### [Raw data]
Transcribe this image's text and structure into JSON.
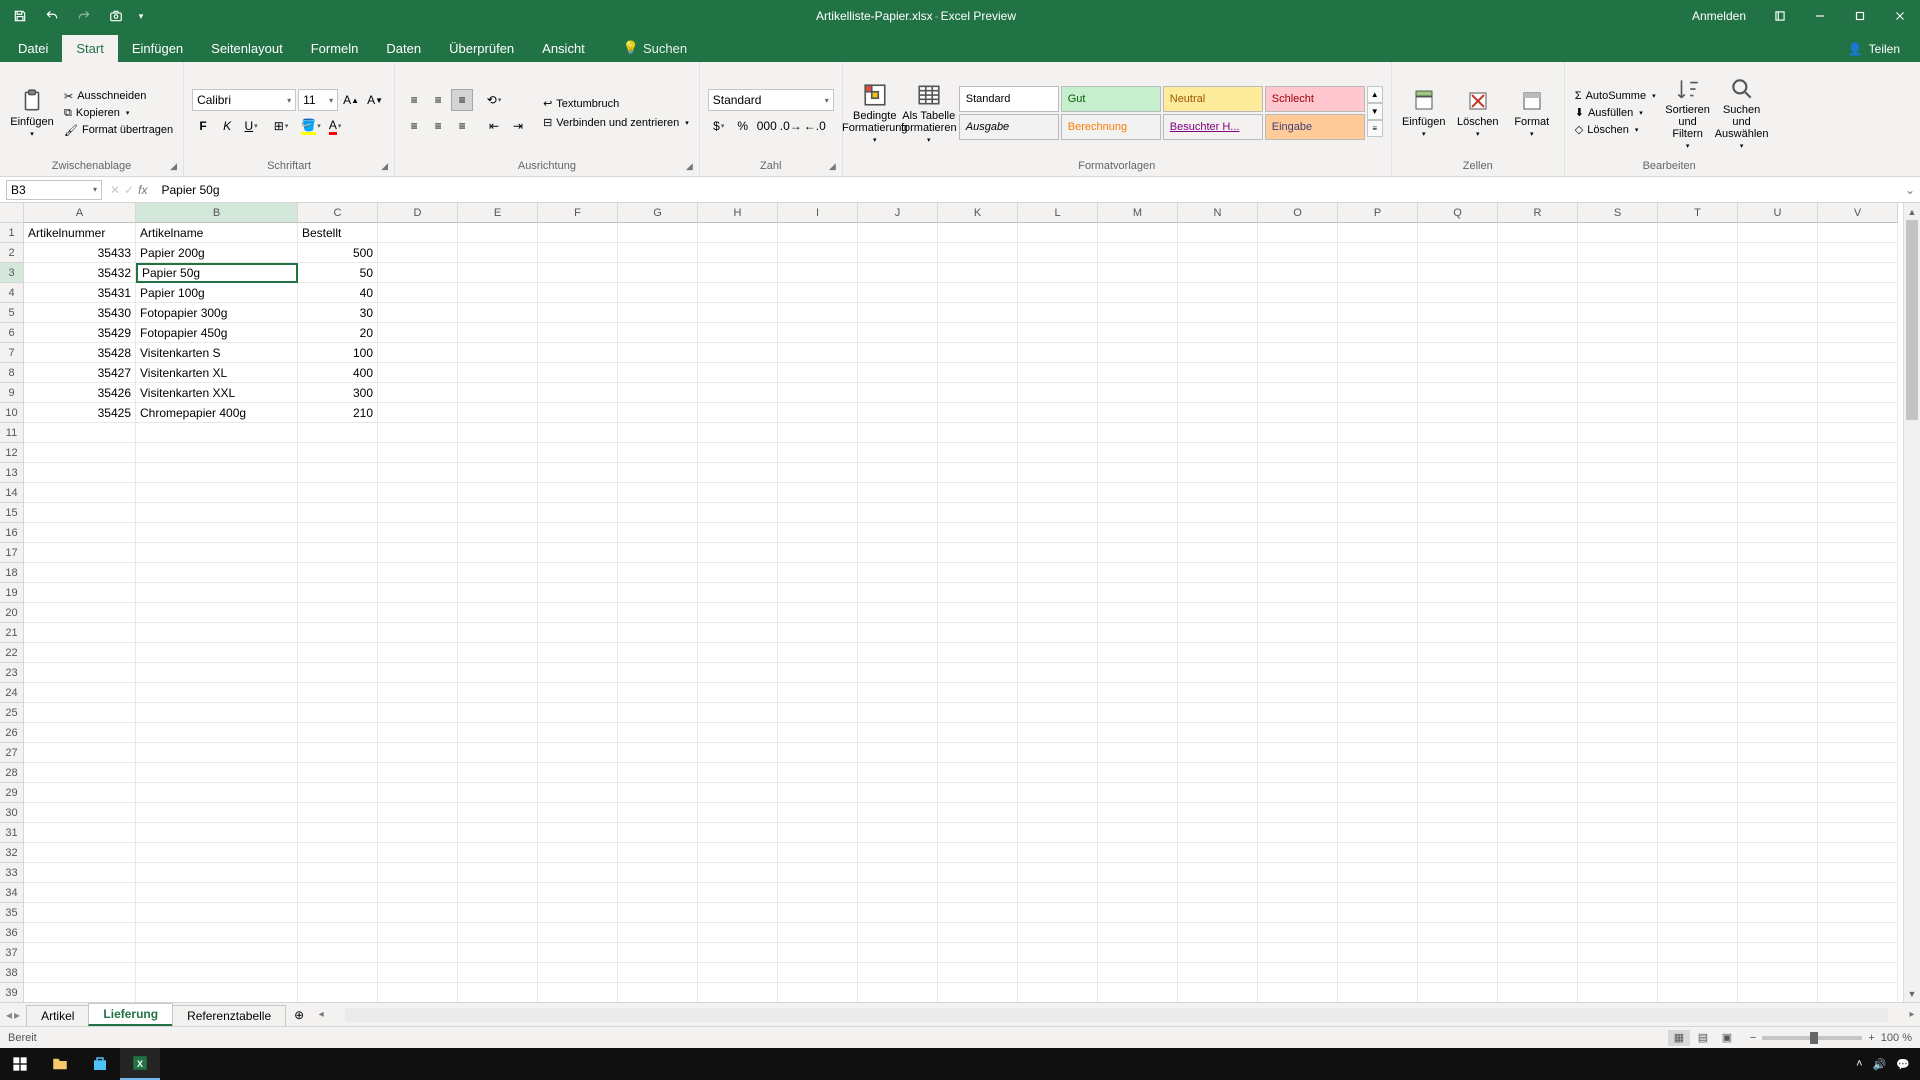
{
  "titlebar": {
    "filename": "Artikelliste-Papier.xlsx",
    "appname": "Excel Preview",
    "signin": "Anmelden"
  },
  "tabs": {
    "file": "Datei",
    "home": "Start",
    "insert": "Einfügen",
    "pagelayout": "Seitenlayout",
    "formulas": "Formeln",
    "data": "Daten",
    "review": "Überprüfen",
    "view": "Ansicht",
    "search": "Suchen",
    "share": "Teilen"
  },
  "ribbon": {
    "paste": "Einfügen",
    "cut": "Ausschneiden",
    "copy": "Kopieren",
    "format_painter": "Format übertragen",
    "clipboard_label": "Zwischenablage",
    "font_name": "Calibri",
    "font_size": "11",
    "font_label": "Schriftart",
    "wrap": "Textumbruch",
    "merge": "Verbinden und zentrieren",
    "align_label": "Ausrichtung",
    "number_format": "Standard",
    "number_label": "Zahl",
    "cond_format": "Bedingte Formatierung",
    "as_table": "Als Tabelle formatieren",
    "styles": {
      "standard": "Standard",
      "gut": "Gut",
      "neutral": "Neutral",
      "schlecht": "Schlecht",
      "ausgabe": "Ausgabe",
      "berechnung": "Berechnung",
      "besucht": "Besuchter H...",
      "eingabe": "Eingabe"
    },
    "styles_label": "Formatvorlagen",
    "insert_btn": "Einfügen",
    "delete_btn": "Löschen",
    "format_btn": "Format",
    "cells_label": "Zellen",
    "autosum": "AutoSumme",
    "fill": "Ausfüllen",
    "clear": "Löschen",
    "sort_filter": "Sortieren und Filtern",
    "find_select": "Suchen und Auswählen",
    "editing_label": "Bearbeiten"
  },
  "formula": {
    "namebox": "B3",
    "content": "Papier 50g"
  },
  "columns": [
    "A",
    "B",
    "C",
    "D",
    "E",
    "F",
    "G",
    "H",
    "I",
    "J",
    "K",
    "L",
    "M",
    "N",
    "O",
    "P",
    "Q",
    "R",
    "S",
    "T",
    "U",
    "V"
  ],
  "col_widths": {
    "A": "w-A",
    "B": "w-B",
    "C": "w-C"
  },
  "rows": [
    {
      "n": 1,
      "A": "Artikelnummer",
      "B": "Artikelname",
      "C": "Bestellt",
      "c_align": "left"
    },
    {
      "n": 2,
      "A": "35433",
      "B": "Papier 200g",
      "C": "500"
    },
    {
      "n": 3,
      "A": "35432",
      "B": "Papier 50g",
      "C": "50",
      "sel": "B"
    },
    {
      "n": 4,
      "A": "35431",
      "B": "Papier 100g",
      "C": "40"
    },
    {
      "n": 5,
      "A": "35430",
      "B": "Fotopapier 300g",
      "C": "30"
    },
    {
      "n": 6,
      "A": "35429",
      "B": "Fotopapier 450g",
      "C": "20"
    },
    {
      "n": 7,
      "A": "35428",
      "B": "Visitenkarten S",
      "C": "100"
    },
    {
      "n": 8,
      "A": "35427",
      "B": "Visitenkarten XL",
      "C": "400"
    },
    {
      "n": 9,
      "A": "35426",
      "B": "Visitenkarten XXL",
      "C": "300"
    },
    {
      "n": 10,
      "A": "35425",
      "B": "Chromepapier 400g",
      "C": "210"
    }
  ],
  "total_rows": 39,
  "selected_col": "B",
  "selected_row": 3,
  "sheets": {
    "items": [
      "Artikel",
      "Lieferung",
      "Referenztabelle"
    ],
    "active": 1
  },
  "status": {
    "ready": "Bereit",
    "zoom": "100 %"
  }
}
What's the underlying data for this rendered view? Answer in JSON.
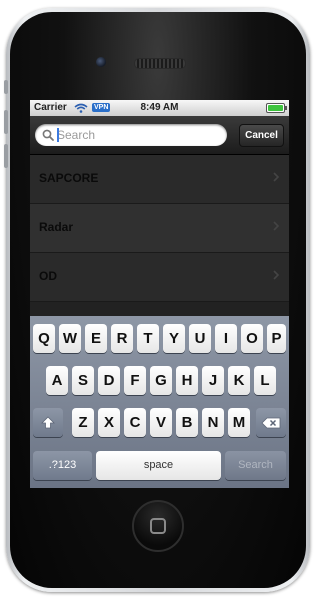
{
  "status_bar": {
    "carrier": "Carrier",
    "vpn": "VPN",
    "time": "8:49 AM",
    "battery_level": 1.0
  },
  "search": {
    "placeholder": "Search",
    "value": "",
    "cancel_label": "Cancel"
  },
  "list": {
    "items": [
      {
        "label": "SAPCORE"
      },
      {
        "label": "Radar"
      },
      {
        "label": "OD"
      }
    ]
  },
  "keyboard": {
    "row1": [
      "Q",
      "W",
      "E",
      "R",
      "T",
      "Y",
      "U",
      "I",
      "O",
      "P"
    ],
    "row2": [
      "A",
      "S",
      "D",
      "F",
      "G",
      "H",
      "J",
      "K",
      "L"
    ],
    "row3": [
      "Z",
      "X",
      "C",
      "V",
      "B",
      "N",
      "M"
    ],
    "num_label": ".?123",
    "space_label": "space",
    "search_label": "Search"
  },
  "colors": {
    "vpn_badge": "#2a6fc9",
    "battery_fill": "#3ec43e",
    "cursor": "#3b7ae0"
  }
}
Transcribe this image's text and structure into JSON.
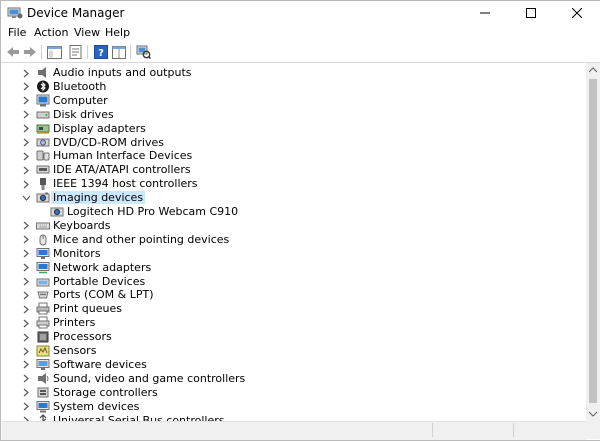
{
  "window": {
    "title": "Device Manager"
  },
  "menu": {
    "file": "File",
    "action": "Action",
    "view": "View",
    "help": "Help"
  },
  "toolbar": {
    "buttons": [
      "back-icon",
      "forward-icon",
      "console-tree-icon",
      "properties-icon",
      "help-icon",
      "view-icon",
      "scan-hardware-icon"
    ]
  },
  "tree": {
    "items": [
      {
        "label": "Audio inputs and outputs",
        "icon": "speaker-icon",
        "expanded": false
      },
      {
        "label": "Bluetooth",
        "icon": "bluetooth-icon",
        "expanded": false
      },
      {
        "label": "Computer",
        "icon": "computer-icon",
        "expanded": false
      },
      {
        "label": "Disk drives",
        "icon": "disk-drive-icon",
        "expanded": false
      },
      {
        "label": "Display adapters",
        "icon": "display-adapter-icon",
        "expanded": false
      },
      {
        "label": "DVD/CD-ROM drives",
        "icon": "dvd-drive-icon",
        "expanded": false
      },
      {
        "label": "Human Interface Devices",
        "icon": "hid-icon",
        "expanded": false
      },
      {
        "label": "IDE ATA/ATAPI controllers",
        "icon": "ide-controller-icon",
        "expanded": false
      },
      {
        "label": "IEEE 1394 host controllers",
        "icon": "ieee1394-icon",
        "expanded": false
      },
      {
        "label": "Imaging devices",
        "icon": "camera-icon",
        "expanded": true,
        "selected": true
      },
      {
        "label": "Logitech HD Pro Webcam C910",
        "icon": "webcam-icon",
        "child": true
      },
      {
        "label": "Keyboards",
        "icon": "keyboard-icon",
        "expanded": false
      },
      {
        "label": "Mice and other pointing devices",
        "icon": "mouse-icon",
        "expanded": false
      },
      {
        "label": "Monitors",
        "icon": "monitor-icon",
        "expanded": false
      },
      {
        "label": "Network adapters",
        "icon": "network-adapter-icon",
        "expanded": false
      },
      {
        "label": "Portable Devices",
        "icon": "portable-device-icon",
        "expanded": false
      },
      {
        "label": "Ports (COM & LPT)",
        "icon": "port-icon",
        "expanded": false
      },
      {
        "label": "Print queues",
        "icon": "printer-queue-icon",
        "expanded": false
      },
      {
        "label": "Printers",
        "icon": "printer-icon",
        "expanded": false
      },
      {
        "label": "Processors",
        "icon": "processor-icon",
        "expanded": false
      },
      {
        "label": "Sensors",
        "icon": "sensor-icon",
        "expanded": false
      },
      {
        "label": "Software devices",
        "icon": "software-device-icon",
        "expanded": false
      },
      {
        "label": "Sound, video and game controllers",
        "icon": "sound-controller-icon",
        "expanded": false
      },
      {
        "label": "Storage controllers",
        "icon": "storage-controller-icon",
        "expanded": false
      },
      {
        "label": "System devices",
        "icon": "system-device-icon",
        "expanded": false
      },
      {
        "label": "Universal Serial Bus controllers",
        "icon": "usb-icon",
        "expanded": false
      }
    ]
  },
  "colors": {
    "selection": "#cce8ff",
    "icon_blue": "#2b78d0",
    "chevron": "#595959"
  }
}
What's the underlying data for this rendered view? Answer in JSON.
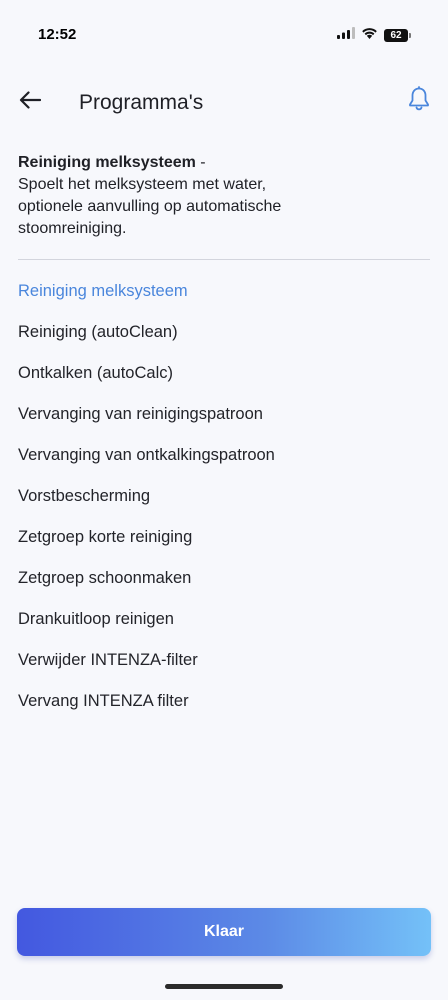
{
  "status_bar": {
    "time": "12:52",
    "battery": "62",
    "icons": [
      "signal-icon",
      "wifi-icon",
      "battery-icon"
    ]
  },
  "header": {
    "title": "Programma's",
    "back_icon": "arrow-left-icon",
    "bell_icon": "bell-icon"
  },
  "description": {
    "title": "Reiniging melksysteem",
    "separator": " -",
    "text": "Spoelt het melksysteem met water, optionele aanvulling op automatische stoomreiniging."
  },
  "programs": [
    {
      "label": "Reiniging melksysteem",
      "selected": true
    },
    {
      "label": "Reiniging (autoClean)",
      "selected": false
    },
    {
      "label": "Ontkalken (autoCalc)",
      "selected": false
    },
    {
      "label": "Vervanging van reinigingspatroon",
      "selected": false
    },
    {
      "label": "Vervanging van ontkalkingspatroon",
      "selected": false
    },
    {
      "label": "Vorstbescherming",
      "selected": false
    },
    {
      "label": "Zetgroep korte reiniging",
      "selected": false
    },
    {
      "label": "Zetgroep schoonmaken",
      "selected": false
    },
    {
      "label": "Drankuitloop reinigen",
      "selected": false
    },
    {
      "label": "Verwijder INTENZA-filter",
      "selected": false
    },
    {
      "label": "Vervang INTENZA filter",
      "selected": false
    }
  ],
  "done_button": {
    "label": "Klaar"
  },
  "colors": {
    "accent": "#4a86dc",
    "background": "#f7f8fc",
    "text": "#1f2026",
    "button_gradient_start": "#4358e0",
    "button_gradient_end": "#74c1f8"
  }
}
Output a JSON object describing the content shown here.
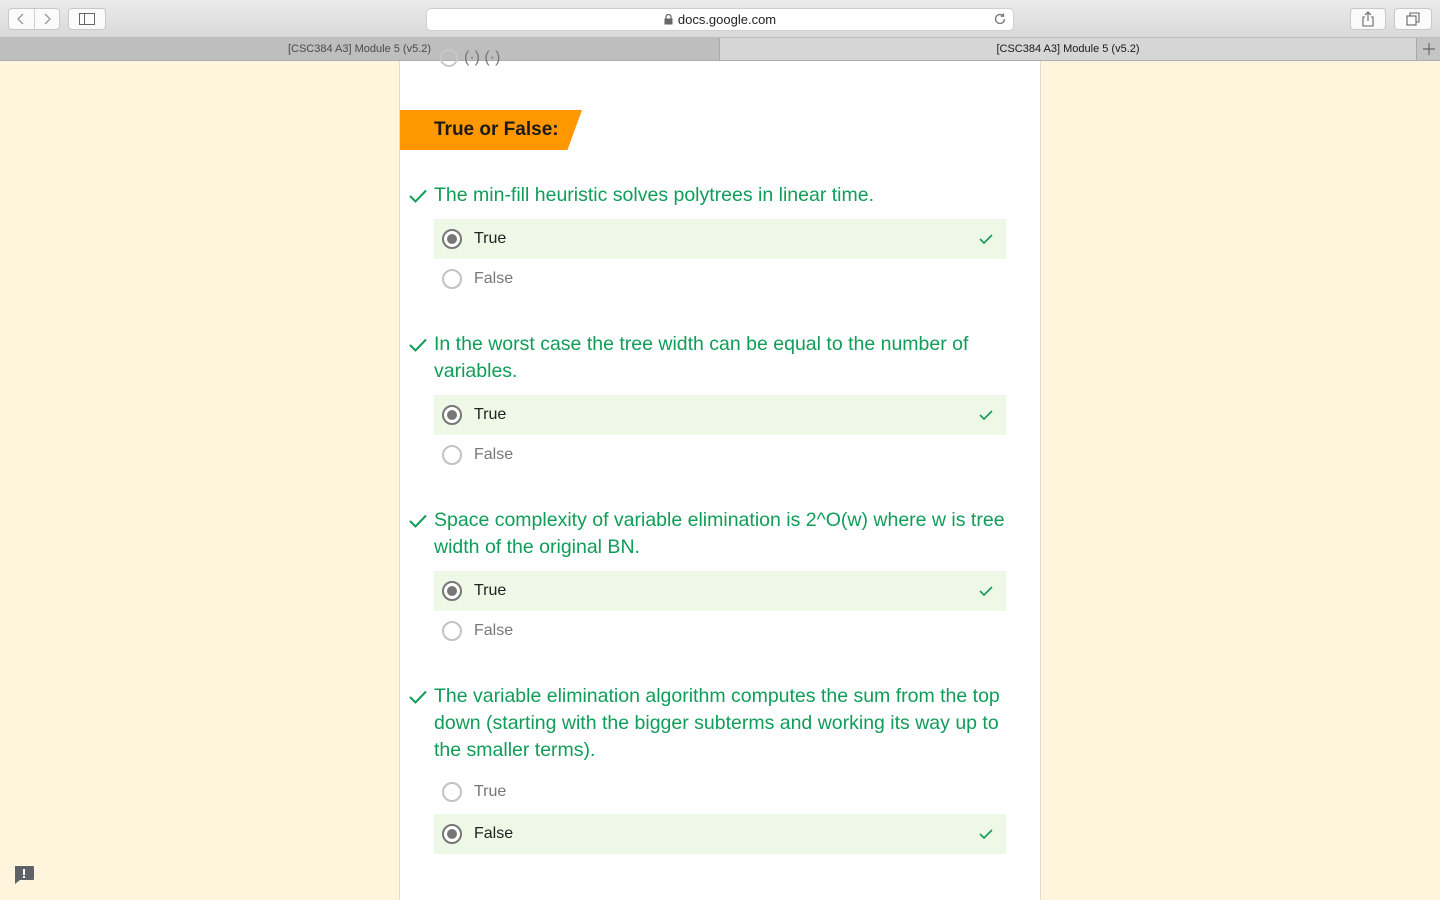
{
  "browser": {
    "url": "docs.google.com",
    "tabs": [
      {
        "title": "[CSC384 A3] Module 5 (v5.2)",
        "active": false
      },
      {
        "title": "[CSC384 A3] Module 5 (v5.2)",
        "active": true
      }
    ]
  },
  "partial_option_text": "(·) (·)",
  "section": {
    "title": "True or False:"
  },
  "colors": {
    "correct_text": "#0f9d58",
    "banner": "#ff9800",
    "correct_row": "#eef8e6",
    "page_background": "#fff4dc"
  },
  "questions": [
    {
      "text": "The min-fill heuristic solves polytrees in linear time.",
      "marked_correct": true,
      "options": [
        {
          "label": "True",
          "selected": true,
          "correct": true
        },
        {
          "label": "False",
          "selected": false,
          "correct": false
        }
      ]
    },
    {
      "text": "In the worst case the tree width can be equal to the number of variables.",
      "marked_correct": true,
      "options": [
        {
          "label": "True",
          "selected": true,
          "correct": true
        },
        {
          "label": "False",
          "selected": false,
          "correct": false
        }
      ]
    },
    {
      "text": "Space complexity of variable elimination is 2^O(w) where w is tree width of the original BN.",
      "marked_correct": true,
      "options": [
        {
          "label": "True",
          "selected": true,
          "correct": true
        },
        {
          "label": "False",
          "selected": false,
          "correct": false
        }
      ]
    },
    {
      "text": "The variable elimination algorithm computes the sum from the top down (starting with the bigger subterms and working its way up to the smaller terms).",
      "marked_correct": true,
      "options": [
        {
          "label": "True",
          "selected": false,
          "correct": false
        },
        {
          "label": "False",
          "selected": true,
          "correct": true
        }
      ]
    }
  ]
}
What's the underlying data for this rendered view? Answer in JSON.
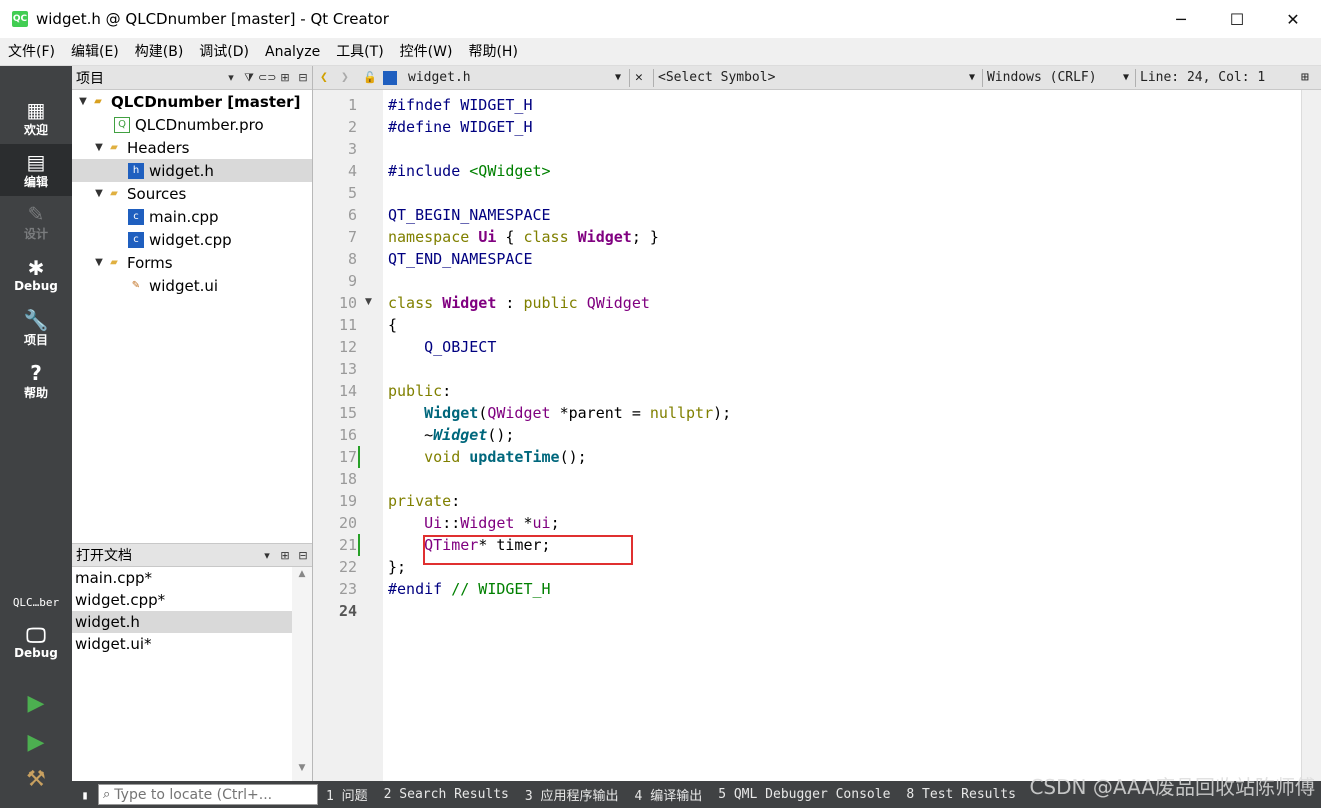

### [Work required]
Exactly how many lines of the material contain the word "elimination"? Write the number alone.

### [Exercise response]
2